**STATED TASK:** Word for word, restate every line of the listing that follows.
## START ENTRIES
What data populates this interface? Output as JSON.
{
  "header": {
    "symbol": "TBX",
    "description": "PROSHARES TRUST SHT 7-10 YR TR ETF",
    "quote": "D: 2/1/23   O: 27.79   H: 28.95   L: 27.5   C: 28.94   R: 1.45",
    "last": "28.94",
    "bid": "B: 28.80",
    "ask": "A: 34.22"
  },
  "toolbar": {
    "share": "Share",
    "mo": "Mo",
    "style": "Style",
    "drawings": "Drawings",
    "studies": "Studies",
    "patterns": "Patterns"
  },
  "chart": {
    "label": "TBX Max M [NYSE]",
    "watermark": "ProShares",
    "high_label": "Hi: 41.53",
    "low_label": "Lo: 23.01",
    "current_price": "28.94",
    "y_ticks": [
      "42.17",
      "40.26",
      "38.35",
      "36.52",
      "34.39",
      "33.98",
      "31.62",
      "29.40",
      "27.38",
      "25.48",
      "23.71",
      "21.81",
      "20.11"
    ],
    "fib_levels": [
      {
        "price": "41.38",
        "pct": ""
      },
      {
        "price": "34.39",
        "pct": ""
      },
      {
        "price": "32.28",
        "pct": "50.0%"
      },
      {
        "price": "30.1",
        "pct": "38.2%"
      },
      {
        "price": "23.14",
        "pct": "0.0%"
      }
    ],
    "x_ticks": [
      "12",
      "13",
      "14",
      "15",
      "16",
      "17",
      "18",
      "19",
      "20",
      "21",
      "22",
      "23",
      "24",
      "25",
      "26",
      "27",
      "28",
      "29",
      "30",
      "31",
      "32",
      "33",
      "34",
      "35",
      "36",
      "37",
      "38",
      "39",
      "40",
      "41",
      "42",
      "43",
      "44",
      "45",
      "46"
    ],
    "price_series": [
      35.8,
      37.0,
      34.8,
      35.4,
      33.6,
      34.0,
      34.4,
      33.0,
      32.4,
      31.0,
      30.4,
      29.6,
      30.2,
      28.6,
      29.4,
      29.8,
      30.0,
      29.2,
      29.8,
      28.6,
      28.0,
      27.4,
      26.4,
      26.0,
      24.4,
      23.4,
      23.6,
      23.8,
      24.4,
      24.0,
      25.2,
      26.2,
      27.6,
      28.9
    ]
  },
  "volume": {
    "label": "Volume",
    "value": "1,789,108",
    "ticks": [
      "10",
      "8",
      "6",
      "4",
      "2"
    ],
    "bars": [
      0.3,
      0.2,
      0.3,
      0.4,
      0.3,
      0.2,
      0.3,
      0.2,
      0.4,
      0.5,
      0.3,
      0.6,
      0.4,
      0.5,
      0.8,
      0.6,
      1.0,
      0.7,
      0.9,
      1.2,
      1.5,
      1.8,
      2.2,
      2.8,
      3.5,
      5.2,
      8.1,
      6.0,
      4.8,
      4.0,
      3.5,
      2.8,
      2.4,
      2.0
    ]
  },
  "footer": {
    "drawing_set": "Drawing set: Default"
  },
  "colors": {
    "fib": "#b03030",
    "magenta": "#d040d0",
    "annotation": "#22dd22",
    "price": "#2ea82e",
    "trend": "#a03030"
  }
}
## END ENTRIES
**OUTPUT FOR THIS TASK:**
What data populates this interface? Output as JSON.
{
  "header": {
    "symbol": "TBX",
    "description": "PROSHARES TRUST SHT 7-10 YR TR ETF",
    "quote": "D: 2/1/23   O: 27.79   H: 28.95   L: 27.5   C: 28.94   R: 1.45",
    "last": "28.94",
    "bid": "B: 28.80",
    "ask": "A: 34.22"
  },
  "toolbar": {
    "share": "Share",
    "mo": "Mo",
    "style": "Style",
    "drawings": "Drawings",
    "studies": "Studies",
    "patterns": "Patterns"
  },
  "chart": {
    "label": "TBX Max M [NYSE]",
    "watermark": "ProShares",
    "high_label": "Hi: 41.53",
    "low_label": "Lo: 23.01",
    "current_price": "28.94",
    "y_ticks": [
      "42.17",
      "40.26",
      "38.35",
      "36.52",
      "34.39",
      "33.98",
      "31.62",
      "29.40",
      "27.38",
      "25.48",
      "23.71",
      "21.81",
      "20.11"
    ],
    "fib_levels": [
      {
        "price": "41.38",
        "pct": ""
      },
      {
        "price": "34.39",
        "pct": ""
      },
      {
        "price": "32.28",
        "pct": "50.0%"
      },
      {
        "price": "30.1",
        "pct": "38.2%"
      },
      {
        "price": "23.14",
        "pct": "0.0%"
      }
    ],
    "x_ticks": [
      "12",
      "13",
      "14",
      "15",
      "16",
      "17",
      "18",
      "19",
      "20",
      "21",
      "22",
      "23",
      "24",
      "25",
      "26",
      "27",
      "28",
      "29",
      "30",
      "31",
      "32",
      "33",
      "34",
      "35",
      "36",
      "37",
      "38",
      "39",
      "40",
      "41",
      "42",
      "43",
      "44",
      "45",
      "46"
    ],
    "price_series": [
      35.8,
      37.0,
      34.8,
      35.4,
      33.6,
      34.0,
      34.4,
      33.0,
      32.4,
      31.0,
      30.4,
      29.6,
      30.2,
      28.6,
      29.4,
      29.8,
      30.0,
      29.2,
      29.8,
      28.6,
      28.0,
      27.4,
      26.4,
      26.0,
      24.4,
      23.4,
      23.6,
      23.8,
      24.4,
      24.0,
      25.2,
      26.2,
      27.6,
      28.9
    ]
  },
  "volume": {
    "label": "Volume",
    "value": "1,789,108",
    "ticks": [
      "10",
      "8",
      "6",
      "4",
      "2"
    ],
    "bars": [
      0.3,
      0.2,
      0.3,
      0.4,
      0.3,
      0.2,
      0.3,
      0.2,
      0.4,
      0.5,
      0.3,
      0.6,
      0.4,
      0.5,
      0.8,
      0.6,
      1.0,
      0.7,
      0.9,
      1.2,
      1.5,
      1.8,
      2.2,
      2.8,
      3.5,
      5.2,
      8.1,
      6.0,
      4.8,
      4.0,
      3.5,
      2.8,
      2.4,
      2.0
    ]
  },
  "footer": {
    "drawing_set": "Drawing set: Default"
  },
  "colors": {
    "fib": "#b03030",
    "magenta": "#d040d0",
    "annotation": "#22dd22",
    "price": "#2ea82e",
    "trend": "#a03030"
  }
}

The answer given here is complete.